* **GIVEN PASSAGE**
Today we live in snug, well-furnished houses surrounded by the trappings of a civilised life. But we are not alone – we suffer a constant stream of unwanted visitors. Our houses, our food, our belongings, our very existence are under constant attack from a host of invaders eager to take advantage of our shelter, our food stores and our tasty soft furnishings.
From bats in the belfry to beetles in the cellar, moths in the wardrobe and mosquitoes in the bedroom, humans cannot escape the attentions of the animal kingdom. Nature may be red in tooth and claw, but when it's our blood the bedbugs are after, when it's our cereal bowl that's littered with mouse droppings, and when it's our favourite chair that collapses due to woodworm in the legs, it really brings it home the fact that we and our homes are part of nature too.

* **THE DATA**

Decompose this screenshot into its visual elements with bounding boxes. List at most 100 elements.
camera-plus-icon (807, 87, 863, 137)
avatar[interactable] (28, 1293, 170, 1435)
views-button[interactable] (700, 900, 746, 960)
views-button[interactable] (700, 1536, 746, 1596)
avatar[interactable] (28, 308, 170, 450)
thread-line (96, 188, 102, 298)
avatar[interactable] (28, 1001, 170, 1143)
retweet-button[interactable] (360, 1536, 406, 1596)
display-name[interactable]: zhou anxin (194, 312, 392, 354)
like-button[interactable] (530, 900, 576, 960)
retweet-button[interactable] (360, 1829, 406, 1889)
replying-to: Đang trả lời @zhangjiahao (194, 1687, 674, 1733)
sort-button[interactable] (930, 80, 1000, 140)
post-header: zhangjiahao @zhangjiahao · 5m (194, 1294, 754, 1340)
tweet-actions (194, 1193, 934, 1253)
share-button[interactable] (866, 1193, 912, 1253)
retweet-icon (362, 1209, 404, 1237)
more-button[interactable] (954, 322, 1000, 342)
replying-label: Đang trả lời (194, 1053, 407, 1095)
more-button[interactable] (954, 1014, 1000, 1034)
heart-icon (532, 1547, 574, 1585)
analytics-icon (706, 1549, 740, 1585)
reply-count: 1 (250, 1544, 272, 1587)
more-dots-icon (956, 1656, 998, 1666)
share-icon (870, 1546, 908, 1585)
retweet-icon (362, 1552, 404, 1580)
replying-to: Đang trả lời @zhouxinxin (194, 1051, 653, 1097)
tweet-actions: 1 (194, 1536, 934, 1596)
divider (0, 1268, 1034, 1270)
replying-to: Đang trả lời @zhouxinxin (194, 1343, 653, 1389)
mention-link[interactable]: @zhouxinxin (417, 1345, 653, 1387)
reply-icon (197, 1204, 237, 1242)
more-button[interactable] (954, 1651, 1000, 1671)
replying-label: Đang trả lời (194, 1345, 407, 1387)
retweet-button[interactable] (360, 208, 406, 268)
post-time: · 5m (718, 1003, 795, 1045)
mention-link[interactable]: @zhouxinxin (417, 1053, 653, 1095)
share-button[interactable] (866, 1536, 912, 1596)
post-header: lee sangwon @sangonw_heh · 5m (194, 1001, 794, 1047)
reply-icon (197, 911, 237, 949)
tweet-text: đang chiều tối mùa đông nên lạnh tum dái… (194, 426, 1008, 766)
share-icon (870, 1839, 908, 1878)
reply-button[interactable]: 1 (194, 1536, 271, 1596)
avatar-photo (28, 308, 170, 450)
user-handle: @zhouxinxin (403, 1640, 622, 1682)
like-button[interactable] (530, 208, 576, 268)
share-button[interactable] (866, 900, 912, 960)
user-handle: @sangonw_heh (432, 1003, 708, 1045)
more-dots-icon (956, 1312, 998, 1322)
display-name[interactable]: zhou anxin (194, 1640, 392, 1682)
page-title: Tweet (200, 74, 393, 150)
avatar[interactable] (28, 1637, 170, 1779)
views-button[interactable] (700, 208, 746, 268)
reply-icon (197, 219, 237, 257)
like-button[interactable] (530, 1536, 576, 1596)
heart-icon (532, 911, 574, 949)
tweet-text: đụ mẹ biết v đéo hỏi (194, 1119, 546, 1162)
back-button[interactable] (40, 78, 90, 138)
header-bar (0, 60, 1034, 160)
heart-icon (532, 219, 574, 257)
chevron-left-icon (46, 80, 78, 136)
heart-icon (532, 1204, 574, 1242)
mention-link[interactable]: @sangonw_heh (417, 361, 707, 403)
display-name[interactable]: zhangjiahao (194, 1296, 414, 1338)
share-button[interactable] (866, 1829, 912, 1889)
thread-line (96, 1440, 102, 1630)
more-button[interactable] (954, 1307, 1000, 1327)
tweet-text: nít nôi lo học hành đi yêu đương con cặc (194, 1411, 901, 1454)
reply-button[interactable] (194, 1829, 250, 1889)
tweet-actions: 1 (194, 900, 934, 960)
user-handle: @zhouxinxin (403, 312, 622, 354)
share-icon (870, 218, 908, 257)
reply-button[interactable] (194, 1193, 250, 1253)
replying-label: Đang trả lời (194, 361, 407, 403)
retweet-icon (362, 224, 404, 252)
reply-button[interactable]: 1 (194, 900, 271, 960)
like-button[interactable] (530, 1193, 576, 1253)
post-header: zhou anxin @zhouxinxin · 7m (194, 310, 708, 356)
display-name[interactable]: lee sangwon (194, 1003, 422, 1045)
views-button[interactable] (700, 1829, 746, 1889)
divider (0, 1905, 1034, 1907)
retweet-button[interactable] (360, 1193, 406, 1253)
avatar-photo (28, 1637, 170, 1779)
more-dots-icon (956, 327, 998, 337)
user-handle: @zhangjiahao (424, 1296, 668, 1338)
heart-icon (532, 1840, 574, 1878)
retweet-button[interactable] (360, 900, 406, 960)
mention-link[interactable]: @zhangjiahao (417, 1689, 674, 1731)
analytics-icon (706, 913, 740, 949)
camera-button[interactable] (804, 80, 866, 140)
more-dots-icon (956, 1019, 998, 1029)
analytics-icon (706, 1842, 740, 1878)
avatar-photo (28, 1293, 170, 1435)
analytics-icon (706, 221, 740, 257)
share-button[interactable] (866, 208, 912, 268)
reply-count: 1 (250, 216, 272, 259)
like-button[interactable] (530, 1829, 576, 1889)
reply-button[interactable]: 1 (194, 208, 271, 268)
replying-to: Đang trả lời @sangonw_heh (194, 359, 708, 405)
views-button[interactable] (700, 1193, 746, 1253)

* **EXERCISES TO COMPLETE**
1. According to the passage on household pests, what makes a favourite chair collapse?
2. Extend the passage on household pests, starting after its final sentence.

* **ANSWERS FOR THIS EXERCISE**
1. Woodworm in its legs.

2.
House Guests, House Pests represents a 21st century version of the classic Mediaeval bestiary. It poses questions such as where these animals came from, can we live with them, can we get rid of them, and should we? Written in Richard Jones's engaging style and with a funky-retro design, House Guests, House Pests will be a book to treasure.
Richard Jones is one of the co-authors of Little Book of Nits. A fellow of the Royal Entomological Society and past president of the British Entomological Society, Richard now writes about insects, nature and the environment for BBC Wildlife, the Guardian, Gardeners' World and Country Living.